[start DATA FOR PROCESSING]

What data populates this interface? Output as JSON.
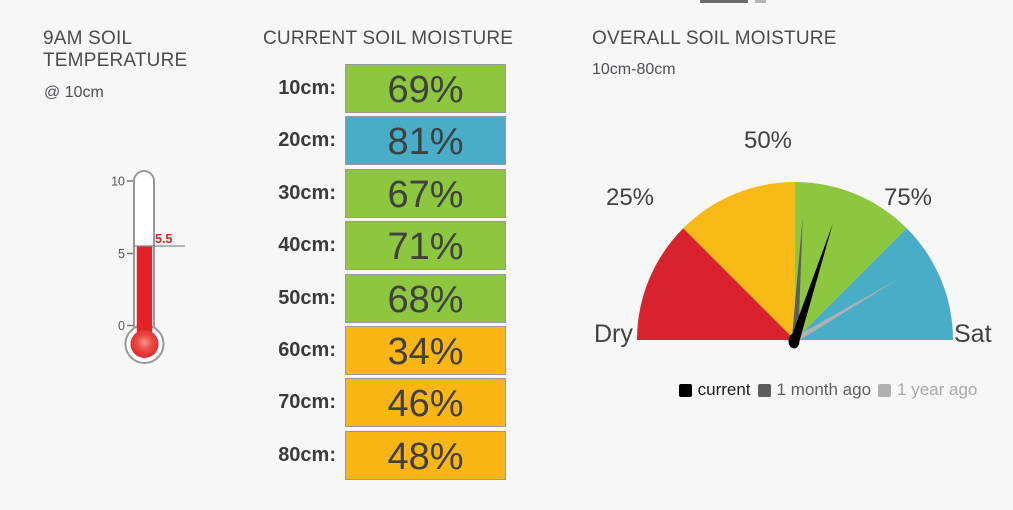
{
  "page": {
    "background": "#f7f7f8"
  },
  "ui": {
    "temperature_panel": {
      "title": "9AM SOIL TEMPERATURE",
      "subtitle": "@ 10cm"
    },
    "moisture_panel": {
      "title": "CURRENT SOIL MOISTURE"
    },
    "overall_panel": {
      "title": "OVERALL SOIL MOISTURE",
      "subtitle": "10cm-80cm"
    }
  },
  "chart_data": [
    {
      "type": "gauge",
      "subtype": "thermometer",
      "title": "9AM SOIL TEMPERATURE @ 10cm",
      "value": 5.5,
      "value_label": "5.5",
      "ylim": [
        0,
        10
      ],
      "ticks": [
        0,
        5,
        10
      ],
      "fill_color": "#e32126",
      "value_label_color": "#e32126",
      "outline_color": "#999999"
    },
    {
      "type": "table",
      "title": "CURRENT SOIL MOISTURE",
      "unit": "%",
      "categories": [
        "10cm",
        "20cm",
        "30cm",
        "40cm",
        "50cm",
        "60cm",
        "70cm",
        "80cm"
      ],
      "categories_display": [
        "10cm:",
        "20cm:",
        "30cm:",
        "40cm:",
        "50cm:",
        "60cm:",
        "70cm:",
        "80cm:"
      ],
      "values": [
        69,
        81,
        67,
        71,
        68,
        34,
        46,
        48
      ],
      "values_display": [
        "69%",
        "81%",
        "67%",
        "71%",
        "68%",
        "34%",
        "46%",
        "48%"
      ],
      "colors": [
        "#8dc63f",
        "#49adc8",
        "#8dc63f",
        "#8dc63f",
        "#8dc63f",
        "#fbb616",
        "#fbb616",
        "#fbb616"
      ]
    },
    {
      "type": "gauge",
      "title": "OVERALL SOIL MOISTURE 10cm-80cm",
      "axis": {
        "range": [
          0,
          100
        ],
        "min_label": "Dry",
        "max_label": "Sat",
        "tick_labels": [
          "25%",
          "50%",
          "75%"
        ]
      },
      "bands": [
        {
          "from": 0,
          "to": 25,
          "color": "#d8232f"
        },
        {
          "from": 25,
          "to": 50,
          "color": "#f7b916"
        },
        {
          "from": 50,
          "to": 75,
          "color": "#8dc63f"
        },
        {
          "from": 75,
          "to": 100,
          "color": "#49adc8"
        }
      ],
      "series": [
        {
          "name": "current",
          "value": 60,
          "color": "#000000",
          "label_color": "#1a1a1a"
        },
        {
          "name": "1 month ago",
          "value": 52,
          "color": "#5d5d5d",
          "label_color": "#5f5f5f"
        },
        {
          "name": "1 year ago",
          "value": 83,
          "color": "#b0b0b0",
          "label_color": "#a9a9a9"
        }
      ],
      "legend_position": "bottom"
    }
  ]
}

[end DATA FOR PROCESSING]

WRITTEN EXERCISE:
Without the pictures, repeat all the records word for word.

ANSWER:
What data populates this interface? Output as JSON.
{
  "page": {
    "background": "#f7f7f8"
  },
  "ui": {
    "temperature_panel": {
      "title": "9AM SOIL TEMPERATURE",
      "subtitle": "@ 10cm"
    },
    "moisture_panel": {
      "title": "CURRENT SOIL MOISTURE"
    },
    "overall_panel": {
      "title": "OVERALL SOIL MOISTURE",
      "subtitle": "10cm-80cm"
    }
  },
  "chart_data": [
    {
      "type": "gauge",
      "subtype": "thermometer",
      "title": "9AM SOIL TEMPERATURE @ 10cm",
      "value": 5.5,
      "value_label": "5.5",
      "ylim": [
        0,
        10
      ],
      "ticks": [
        0,
        5,
        10
      ],
      "fill_color": "#e32126",
      "value_label_color": "#e32126",
      "outline_color": "#999999"
    },
    {
      "type": "table",
      "title": "CURRENT SOIL MOISTURE",
      "unit": "%",
      "categories": [
        "10cm",
        "20cm",
        "30cm",
        "40cm",
        "50cm",
        "60cm",
        "70cm",
        "80cm"
      ],
      "categories_display": [
        "10cm:",
        "20cm:",
        "30cm:",
        "40cm:",
        "50cm:",
        "60cm:",
        "70cm:",
        "80cm:"
      ],
      "values": [
        69,
        81,
        67,
        71,
        68,
        34,
        46,
        48
      ],
      "values_display": [
        "69%",
        "81%",
        "67%",
        "71%",
        "68%",
        "34%",
        "46%",
        "48%"
      ],
      "colors": [
        "#8dc63f",
        "#49adc8",
        "#8dc63f",
        "#8dc63f",
        "#8dc63f",
        "#fbb616",
        "#fbb616",
        "#fbb616"
      ]
    },
    {
      "type": "gauge",
      "title": "OVERALL SOIL MOISTURE 10cm-80cm",
      "axis": {
        "range": [
          0,
          100
        ],
        "min_label": "Dry",
        "max_label": "Sat",
        "tick_labels": [
          "25%",
          "50%",
          "75%"
        ]
      },
      "bands": [
        {
          "from": 0,
          "to": 25,
          "color": "#d8232f"
        },
        {
          "from": 25,
          "to": 50,
          "color": "#f7b916"
        },
        {
          "from": 50,
          "to": 75,
          "color": "#8dc63f"
        },
        {
          "from": 75,
          "to": 100,
          "color": "#49adc8"
        }
      ],
      "series": [
        {
          "name": "current",
          "value": 60,
          "color": "#000000",
          "label_color": "#1a1a1a"
        },
        {
          "name": "1 month ago",
          "value": 52,
          "color": "#5d5d5d",
          "label_color": "#5f5f5f"
        },
        {
          "name": "1 year ago",
          "value": 83,
          "color": "#b0b0b0",
          "label_color": "#a9a9a9"
        }
      ],
      "legend_position": "bottom"
    }
  ]
}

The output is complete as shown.